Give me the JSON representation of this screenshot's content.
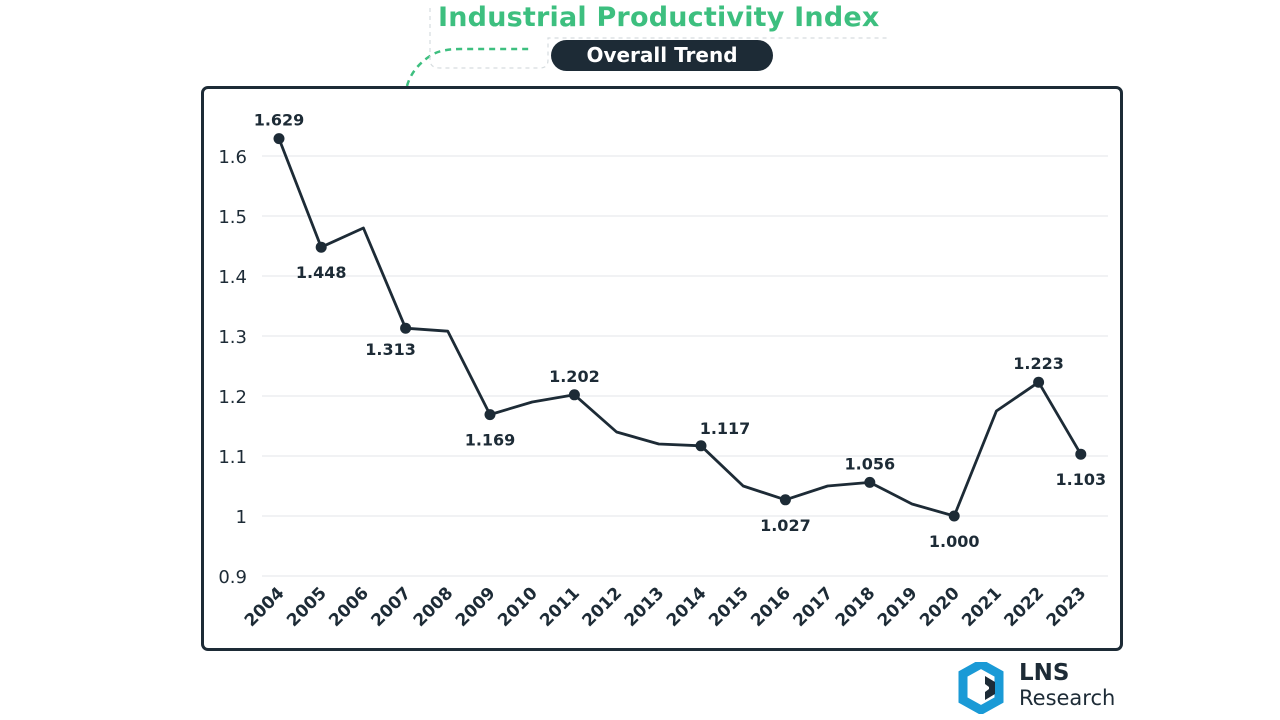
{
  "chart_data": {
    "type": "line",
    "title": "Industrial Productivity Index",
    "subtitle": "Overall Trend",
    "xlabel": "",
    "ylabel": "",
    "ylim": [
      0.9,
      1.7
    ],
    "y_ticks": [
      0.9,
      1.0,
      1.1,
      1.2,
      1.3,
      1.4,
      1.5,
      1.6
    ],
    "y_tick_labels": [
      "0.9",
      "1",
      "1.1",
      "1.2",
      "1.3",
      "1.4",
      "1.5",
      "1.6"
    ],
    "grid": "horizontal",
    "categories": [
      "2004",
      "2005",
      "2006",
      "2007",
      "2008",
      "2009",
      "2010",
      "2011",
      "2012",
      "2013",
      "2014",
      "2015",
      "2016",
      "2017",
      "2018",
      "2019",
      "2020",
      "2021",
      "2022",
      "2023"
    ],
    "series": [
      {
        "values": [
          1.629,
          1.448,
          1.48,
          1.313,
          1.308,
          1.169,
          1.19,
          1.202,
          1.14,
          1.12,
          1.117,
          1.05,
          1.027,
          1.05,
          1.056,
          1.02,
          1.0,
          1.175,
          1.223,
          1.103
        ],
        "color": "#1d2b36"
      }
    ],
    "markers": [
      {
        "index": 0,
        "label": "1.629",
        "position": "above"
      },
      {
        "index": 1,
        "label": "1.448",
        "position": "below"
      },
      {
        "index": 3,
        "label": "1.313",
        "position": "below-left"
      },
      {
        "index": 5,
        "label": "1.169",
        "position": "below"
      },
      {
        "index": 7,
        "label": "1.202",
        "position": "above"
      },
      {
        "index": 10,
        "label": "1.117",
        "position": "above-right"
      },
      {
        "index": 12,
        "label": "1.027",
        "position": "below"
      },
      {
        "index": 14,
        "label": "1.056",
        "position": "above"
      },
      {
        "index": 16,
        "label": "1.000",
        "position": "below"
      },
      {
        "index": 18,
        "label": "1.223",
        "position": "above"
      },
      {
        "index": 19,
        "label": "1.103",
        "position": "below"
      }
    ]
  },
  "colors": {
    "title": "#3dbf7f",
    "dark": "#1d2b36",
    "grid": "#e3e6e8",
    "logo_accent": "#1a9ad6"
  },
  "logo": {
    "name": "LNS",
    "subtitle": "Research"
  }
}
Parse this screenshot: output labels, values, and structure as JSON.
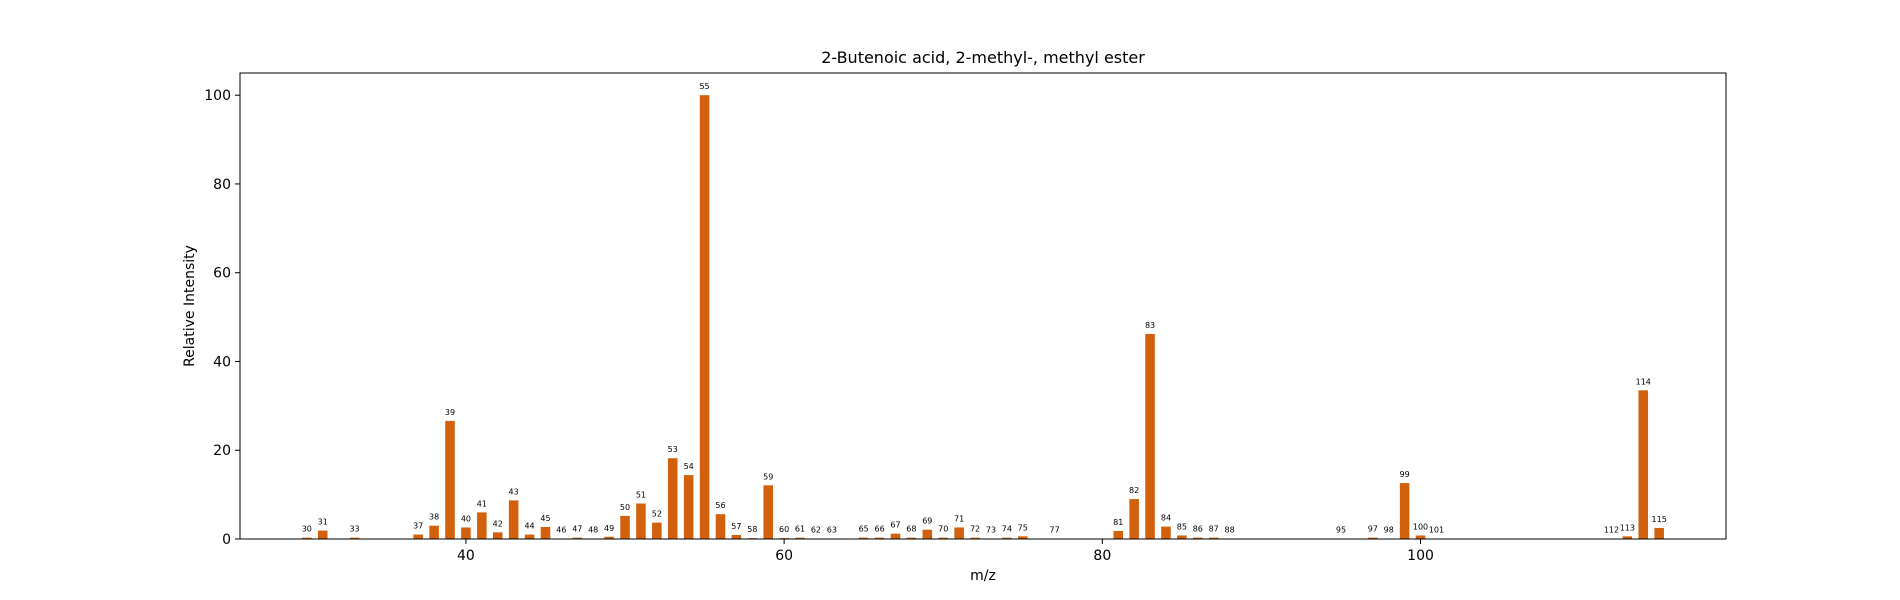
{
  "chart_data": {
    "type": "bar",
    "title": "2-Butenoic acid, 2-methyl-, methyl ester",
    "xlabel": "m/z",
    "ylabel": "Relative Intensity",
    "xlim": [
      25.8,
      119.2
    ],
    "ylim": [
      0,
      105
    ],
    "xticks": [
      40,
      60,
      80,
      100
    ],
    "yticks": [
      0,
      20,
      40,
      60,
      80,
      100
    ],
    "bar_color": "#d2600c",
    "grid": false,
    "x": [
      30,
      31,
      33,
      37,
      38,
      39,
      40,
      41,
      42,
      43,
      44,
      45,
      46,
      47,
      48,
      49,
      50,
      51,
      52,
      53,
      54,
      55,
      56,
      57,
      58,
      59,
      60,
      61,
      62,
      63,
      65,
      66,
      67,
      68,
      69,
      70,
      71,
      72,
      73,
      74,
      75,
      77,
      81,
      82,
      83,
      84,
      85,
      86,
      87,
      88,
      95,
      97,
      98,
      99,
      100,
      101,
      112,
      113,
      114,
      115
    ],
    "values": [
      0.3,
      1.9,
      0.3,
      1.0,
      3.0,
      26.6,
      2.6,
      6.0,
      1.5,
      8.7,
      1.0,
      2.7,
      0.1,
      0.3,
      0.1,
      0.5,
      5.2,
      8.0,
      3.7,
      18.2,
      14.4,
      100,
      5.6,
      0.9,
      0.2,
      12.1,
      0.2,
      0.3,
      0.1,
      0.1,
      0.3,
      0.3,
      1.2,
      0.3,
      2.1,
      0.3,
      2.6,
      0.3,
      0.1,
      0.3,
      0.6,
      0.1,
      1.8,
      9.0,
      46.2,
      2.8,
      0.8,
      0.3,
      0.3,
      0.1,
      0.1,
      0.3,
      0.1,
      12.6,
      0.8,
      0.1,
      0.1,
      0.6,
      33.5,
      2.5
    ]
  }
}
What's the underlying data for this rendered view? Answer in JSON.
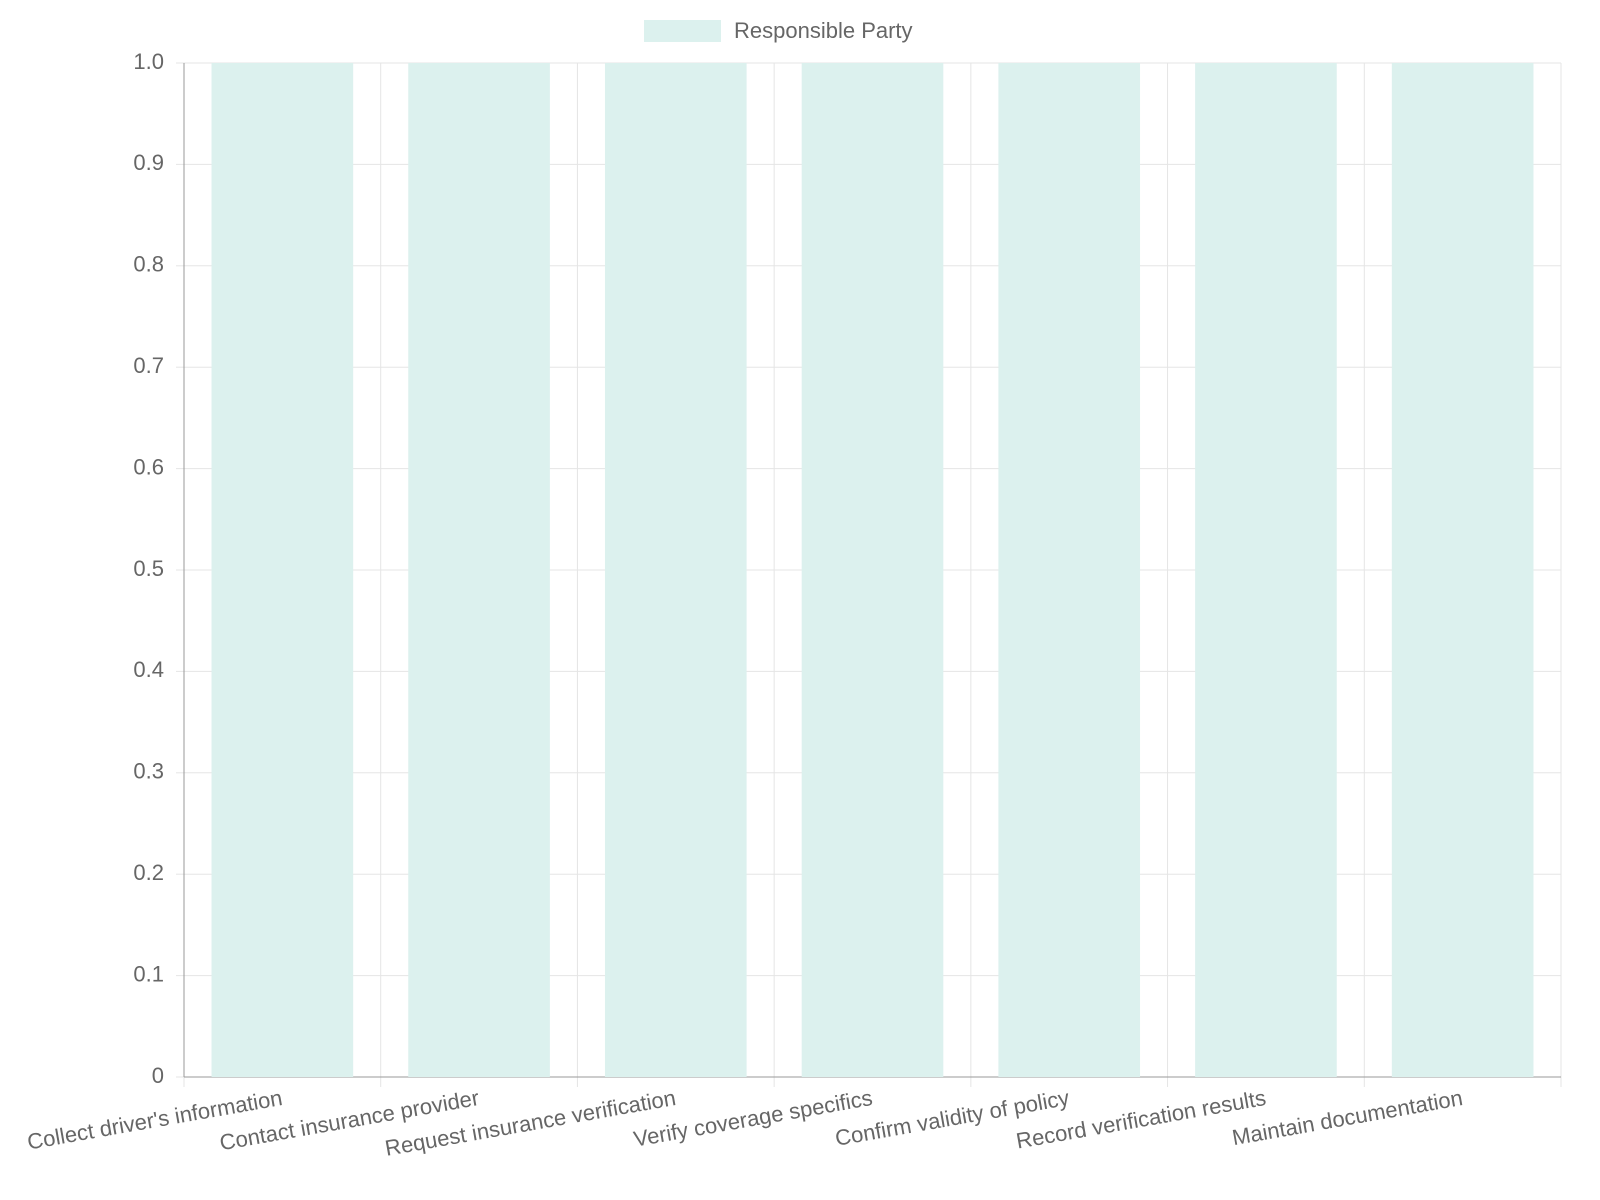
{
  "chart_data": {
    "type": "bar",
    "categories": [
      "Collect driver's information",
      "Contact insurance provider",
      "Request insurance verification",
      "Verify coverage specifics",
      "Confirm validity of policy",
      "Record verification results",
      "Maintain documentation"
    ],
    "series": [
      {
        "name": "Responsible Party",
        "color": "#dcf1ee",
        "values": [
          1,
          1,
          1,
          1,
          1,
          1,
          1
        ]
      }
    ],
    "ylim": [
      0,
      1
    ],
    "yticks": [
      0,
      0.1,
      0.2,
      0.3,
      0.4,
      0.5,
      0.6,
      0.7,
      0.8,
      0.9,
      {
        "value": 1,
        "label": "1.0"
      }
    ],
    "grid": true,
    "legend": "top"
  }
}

--------------------

SHORT PROBLEM |
Leave out the pictures and repeat everything else in the records exactly.

OUTPUT FOR THIS EXERCISE |
Give me the JSON representation of this screenshot's content.
{
  "chart_data": {
    "type": "line",
    "title": "Industrial Productivity Index",
    "subtitle": "Overall Trend",
    "xlabel": "",
    "ylabel": "",
    "ylim": [
      0.9,
      1.7
    ],
    "y_ticks": [
      0.9,
      1.0,
      1.1,
      1.2,
      1.3,
      1.4,
      1.5,
      1.6
    ],
    "y_tick_labels": [
      "0.9",
      "1",
      "1.1",
      "1.2",
      "1.3",
      "1.4",
      "1.5",
      "1.6"
    ],
    "grid": "horizontal",
    "categories": [
      "2004",
      "2005",
      "2006",
      "2007",
      "2008",
      "2009",
      "2010",
      "2011",
      "2012",
      "2013",
      "2014",
      "2015",
      "2016",
      "2017",
      "2018",
      "2019",
      "2020",
      "2021",
      "2022",
      "2023"
    ],
    "series": [
      {
        "values": [
          1.629,
          1.448,
          1.48,
          1.313,
          1.308,
          1.169,
          1.19,
          1.202,
          1.14,
          1.12,
          1.117,
          1.05,
          1.027,
          1.05,
          1.056,
          1.02,
          1.0,
          1.175,
          1.223,
          1.103
        ],
        "color": "#1d2b36"
      }
    ],
    "markers": [
      {
        "index": 0,
        "label": "1.629",
        "position": "above"
      },
      {
        "index": 1,
        "label": "1.448",
        "position": "below"
      },
      {
        "index": 3,
        "label": "1.313",
        "position": "below-left"
      },
      {
        "index": 5,
        "label": "1.169",
        "position": "below"
      },
      {
        "index": 7,
        "label": "1.202",
        "position": "above"
      },
      {
        "index": 10,
        "label": "1.117",
        "position": "above-right"
      },
      {
        "index": 12,
        "label": "1.027",
        "position": "below"
      },
      {
        "index": 14,
        "label": "1.056",
        "position": "above"
      },
      {
        "index": 16,
        "label": "1.000",
        "position": "below"
      },
      {
        "index": 18,
        "label": "1.223",
        "position": "above"
      },
      {
        "index": 19,
        "label": "1.103",
        "position": "below"
      }
    ]
  },
  "colors": {
    "title": "#3dbf7f",
    "dark": "#1d2b36",
    "grid": "#e3e6e8",
    "logo_accent": "#1a9ad6"
  },
  "logo": {
    "name": "LNS",
    "subtitle": "Research"
  }
}
Parse this screenshot: output labels, values, and structure as JSON.
{
  "chart_data": {
    "type": "bar",
    "title": "2-Butenoic acid, 2-methyl-, methyl ester",
    "xlabel": "m/z",
    "ylabel": "Relative Intensity",
    "xlim": [
      25.8,
      119.2
    ],
    "ylim": [
      0,
      105
    ],
    "xticks": [
      40,
      60,
      80,
      100
    ],
    "yticks": [
      0,
      20,
      40,
      60,
      80,
      100
    ],
    "bar_color": "#d2600c",
    "grid": false,
    "x": [
      30,
      31,
      33,
      37,
      38,
      39,
      40,
      41,
      42,
      43,
      44,
      45,
      46,
      47,
      48,
      49,
      50,
      51,
      52,
      53,
      54,
      55,
      56,
      57,
      58,
      59,
      60,
      61,
      62,
      63,
      65,
      66,
      67,
      68,
      69,
      70,
      71,
      72,
      73,
      74,
      75,
      77,
      81,
      82,
      83,
      84,
      85,
      86,
      87,
      88,
      95,
      97,
      98,
      99,
      100,
      101,
      112,
      113,
      114,
      115
    ],
    "values": [
      0.3,
      1.9,
      0.3,
      1.0,
      3.0,
      26.6,
      2.6,
      6.0,
      1.5,
      8.7,
      1.0,
      2.7,
      0.1,
      0.3,
      0.1,
      0.5,
      5.2,
      8.0,
      3.7,
      18.2,
      14.4,
      100,
      5.6,
      0.9,
      0.2,
      12.1,
      0.2,
      0.3,
      0.1,
      0.1,
      0.3,
      0.3,
      1.2,
      0.3,
      2.1,
      0.3,
      2.6,
      0.3,
      0.1,
      0.3,
      0.6,
      0.1,
      1.8,
      9.0,
      46.2,
      2.8,
      0.8,
      0.3,
      0.3,
      0.1,
      0.1,
      0.3,
      0.1,
      12.6,
      0.8,
      0.1,
      0.1,
      0.6,
      33.5,
      2.5
    ]
  }
}
What's the underlying data for this rendered view? Answer in JSON.
{
  "chart_data": {
    "type": "bar",
    "categories": [
      "Collect driver's information",
      "Contact insurance provider",
      "Request insurance verification",
      "Verify coverage specifics",
      "Confirm validity of policy",
      "Record verification results",
      "Maintain documentation"
    ],
    "series": [
      {
        "name": "Responsible Party",
        "color": "#dcf1ee",
        "values": [
          1,
          1,
          1,
          1,
          1,
          1,
          1
        ]
      }
    ],
    "ylim": [
      0,
      1
    ],
    "yticks": [
      0,
      0.1,
      0.2,
      0.3,
      0.4,
      0.5,
      0.6,
      0.7,
      0.8,
      0.9,
      {
        "value": 1,
        "label": "1.0"
      }
    ],
    "grid": true,
    "legend": "top"
  }
}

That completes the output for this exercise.